## WORK TO DO
Find each line with the word "εἶπε" and copy it.

□ □ □ □

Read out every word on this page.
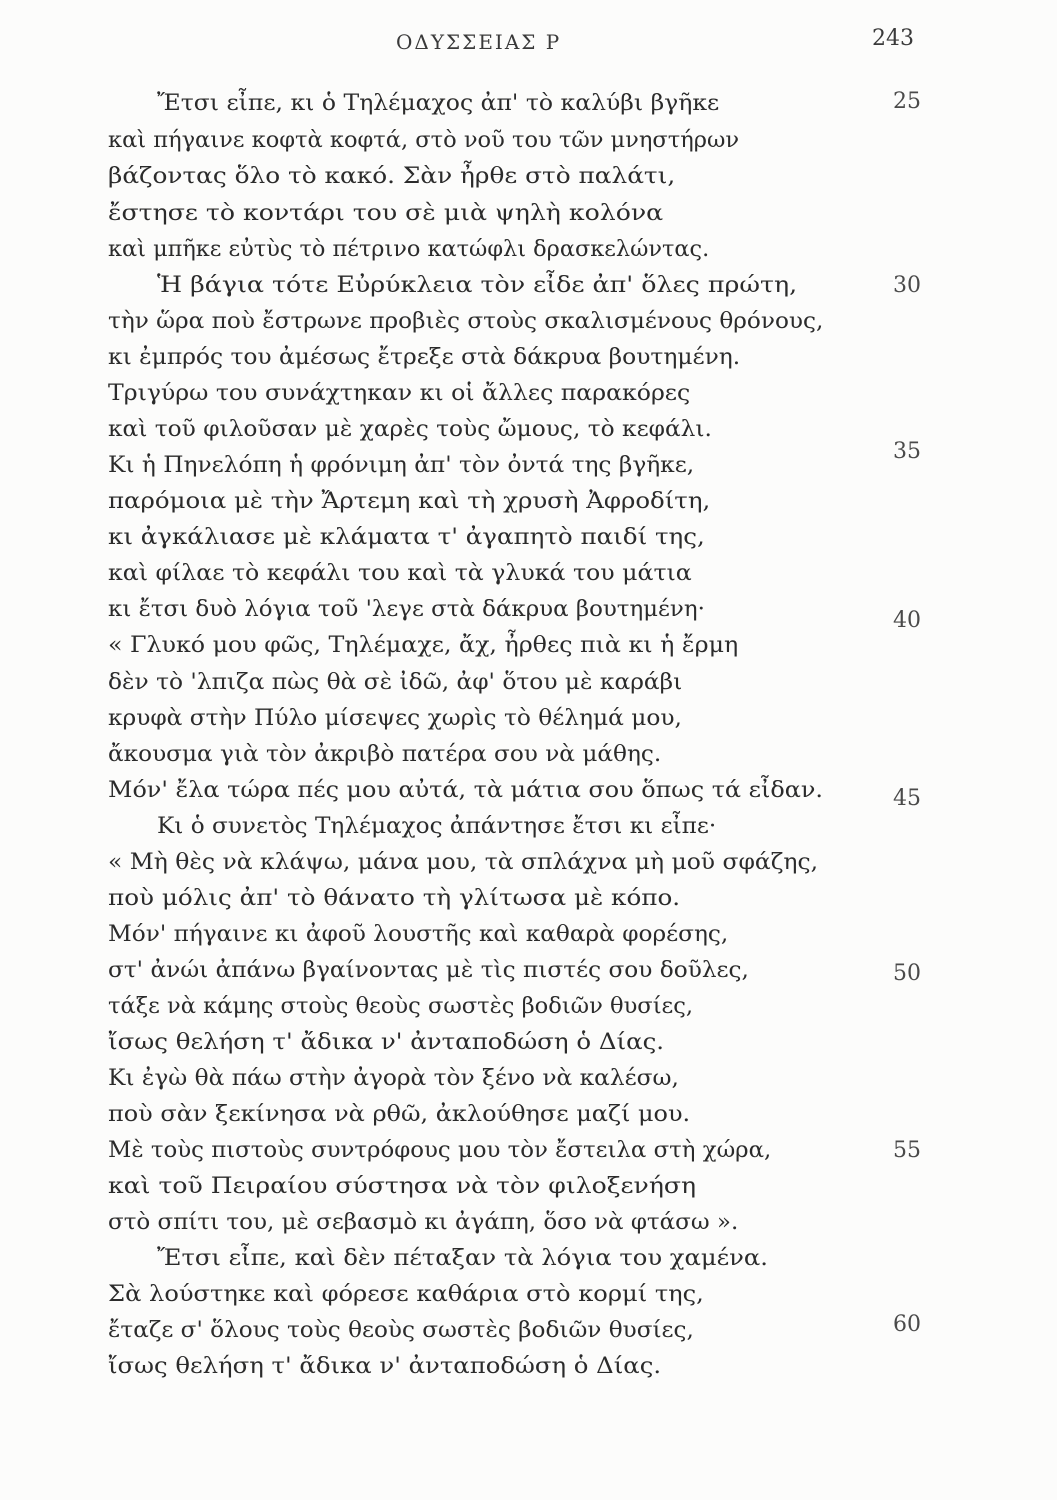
ΟΔΥΣΣΕΙΑΣ Ρ	243
Ἔτσι εἶπε, κι ὁ Τηλέμαχος ἀπ' τὸ καλύβι βγῆκε
καὶ πήγαινε κοφτὰ κοφτά, στὸ νοῦ του τῶν μνηστήρων
βάζοντας ὅλο τὸ κακό. Σὰν ἦρθε στὸ παλάτι,
ἔστησε τὸ κοντάρι του σὲ μιὰ ψηλὴ κολόνα
καὶ μπῆκε εὐτὺς τὸ πέτρινο κατώφλι δρασκελώντας.
Ἡ βάγια τότε Εὐρύκλεια τὸν εἶδε ἀπ' ὅλες πρώτη,
τὴν ὥρα ποὺ ἔστρωνε προβιὲς στοὺς σκαλισμένους θρόνους,
κι ἐμπρός του ἀμέσως ἔτρεξε στὰ δάκρυα βουτημένη.
Τριγύρω του συνάχτηκαν κι οἱ ἄλλες παρακόρες
καὶ τοῦ φιλοῦσαν μὲ χαρὲς τοὺς ὤμους, τὸ κεφάλι.
Κι ἡ Πηνελόπη ἡ φρόνιμη ἀπ' τὸν ὀντά της βγῆκε,
παρόμοια μὲ τὴν Ἄρτεμη καὶ τὴ χρυσὴ Ἀφροδίτη,
κι ἀγκάλιασε μὲ κλάματα τ' ἀγαπητὸ παιδί της,
καὶ φίλαε τὸ κεφάλι του καὶ τὰ γλυκά του μάτια
κι ἔτσι δυὸ λόγια τοῦ 'λεγε στὰ δάκρυα βουτημένη·
« Γλυκό μου φῶς, Τηλέμαχε, ἄχ, ἦρθες πιὰ κι ἡ ἔρμη
δὲν τὸ 'λπιζα πὼς θὰ σὲ ἰδῶ, ἀφ' ὅτου μὲ καράβι
κρυφὰ στὴν Πύλο μίσεψες χωρὶς τὸ θέλημά μου,
ἄκουσμα γιὰ τὸν ἀκριβὸ πατέρα σου νὰ μάθης.
Μόν' ἔλα τώρα πές μου αὐτά, τὰ μάτια σου ὅπως τά εἶδαν.
Κι ὁ συνετὸς Τηλέμαχος ἀπάντησε ἔτσι κι εἶπε·
« Μὴ θὲς νὰ κλάψω, μάνα μου, τὰ σπλάχνα μὴ μοῦ σφάζης,
ποὺ μόλις ἀπ' τὸ θάνατο τὴ γλίτωσα μὲ κόπο.
Μόν' πήγαινε κι ἀφοῦ λουστῆς καὶ καθαρὰ φορέσης,
στ' ἀνώι ἀπάνω βγαίνοντας μὲ τὶς πιστές σου δοῦλες,
τάξε νὰ κάμης στοὺς θεοὺς σωστὲς βοδιῶν θυσίες,
ἴσως θελήση τ' ἄδικα ν' ἀνταποδώση ὁ Δίας.
Κι ἐγὼ θὰ πάω στὴν ἀγορὰ τὸν ξένο νὰ καλέσω,
ποὺ σὰν ξεκίνησα νὰ ρθῶ, ἀκλούθησε μαζί μου.
Μὲ τοὺς πιστοὺς συντρόφους μου τὸν ἔστειλα στὴ χώρα,
καὶ τοῦ Πειραίου σύστησα νὰ τὸν φιλοξενήση
στὸ σπίτι του, μὲ σεβασμὸ κι ἀγάπη, ὅσο νὰ φτάσω ».
Ἔτσι εἶπε, καὶ δὲν πέταξαν τὰ λόγια του χαμένα.
Σὰ λούστηκε καὶ φόρεσε καθάρια στὸ κορμί της,
ἔταζε σ' ὅλους τοὺς θεοὺς σωστὲς βοδιῶν θυσίες,
ἴσως θελήση τ' ἄδικα ν' ἀνταποδώση ὁ Δίας.
25
30
35
40
45
50
55
60
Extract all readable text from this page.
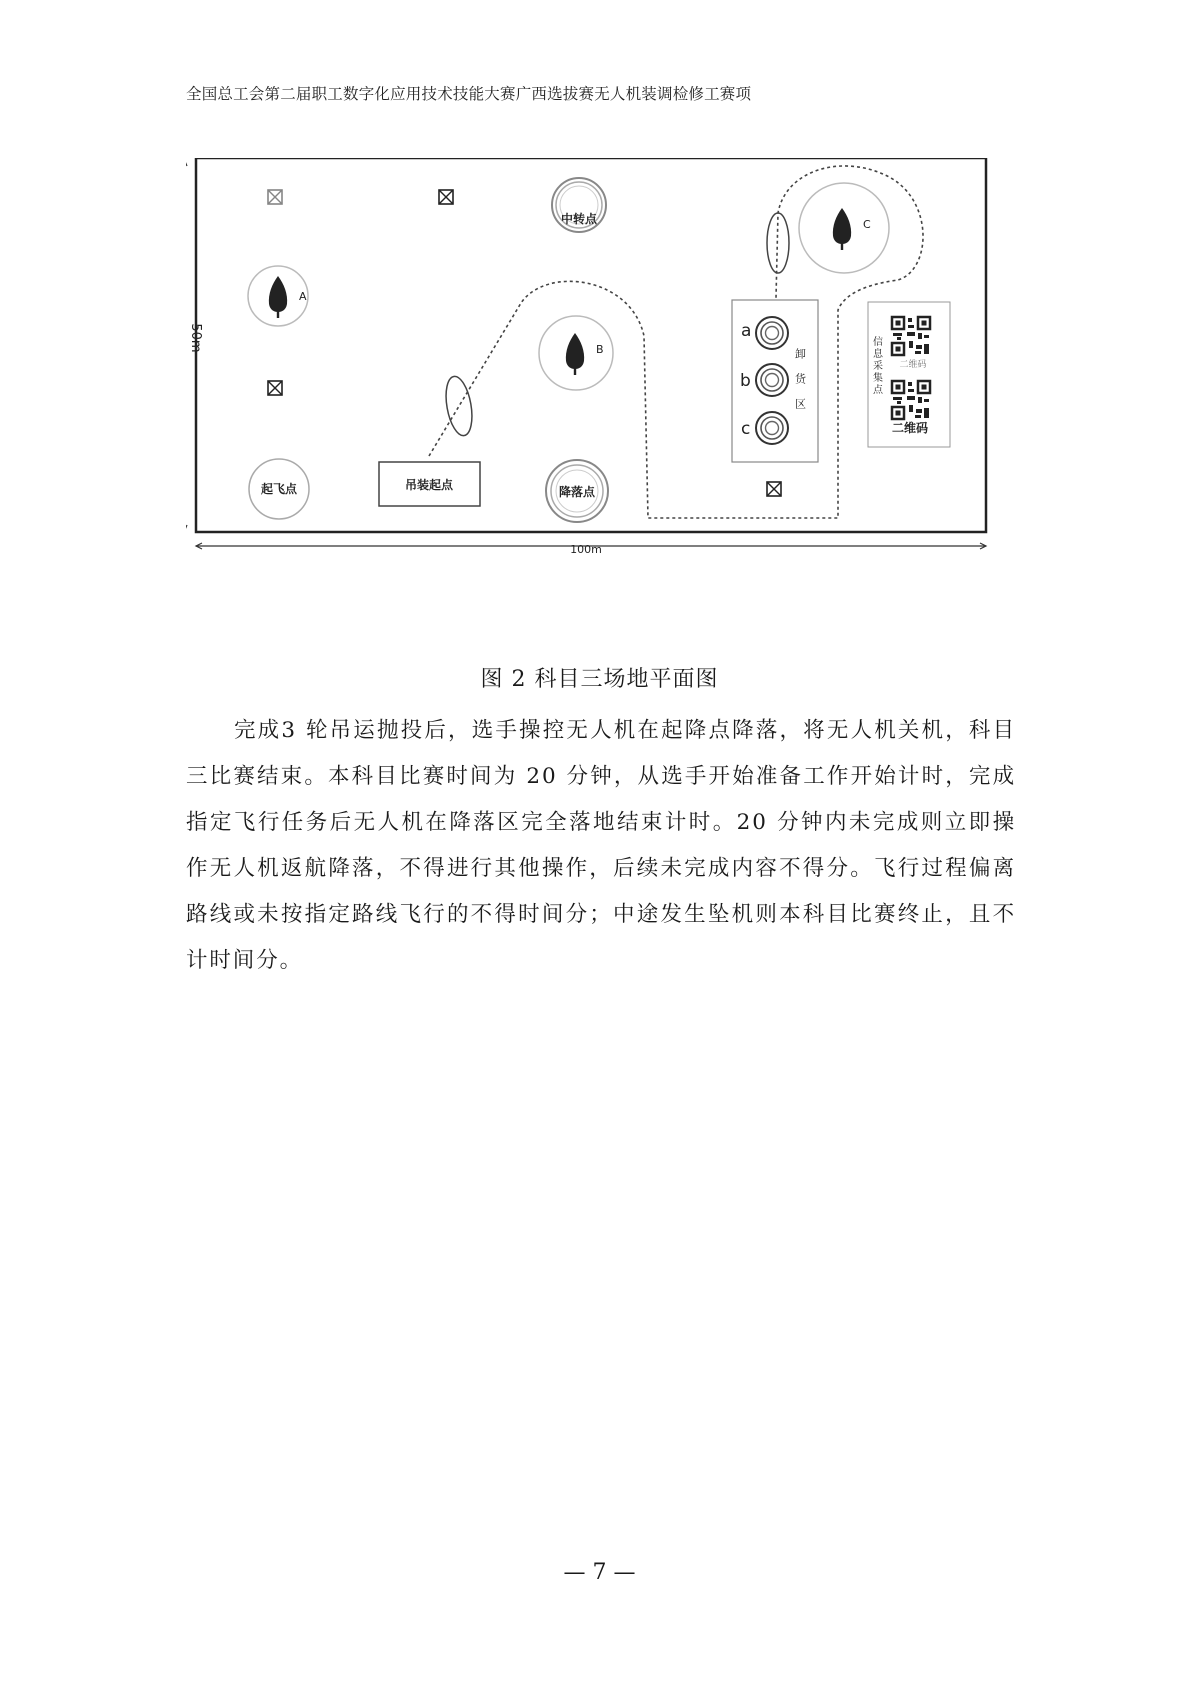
全国总工会第二届职工数字化应用技术技能大赛广西选拔赛无人机装调检修工赛项
50m
100m
A
B
C
中转点
起飞点	降落点
吊装起点
a
b
c
卸货区	信息采集点 二维码
二维码
图 2 科目三场地平面图
完成3 轮吊运抛投后，选手操控无人机在起降点降落，将无人机关机，科目三比赛结束。本科目比赛时间为 20 分钟，从选手开始准备工作开始计时，完成指定飞行任务后无人机在降落区完全落地结束计时。20 分钟内未完成则立即操作无人机返航降落，不得进行其他操作，后续未完成内容不得分。飞行过程偏离路线或未按指定路线飞行的不得时间分；中途发生坠机则本科目比赛终止，且不计时间分。
— 7 —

□ □ □ □

## WORKED SOLUTION
Ἔτσι εἶπε, κι ὁ Τηλέμαχος ἀπ' τὸ καλύβι βγῆκε
Κι ὁ συνετὸς Τηλέμαχος ἀπάντησε ἔτσι κι εἶπε·
Ἔτσι εἶπε, καὶ δὲν πέταξαν τὰ λόγια του χαμένα.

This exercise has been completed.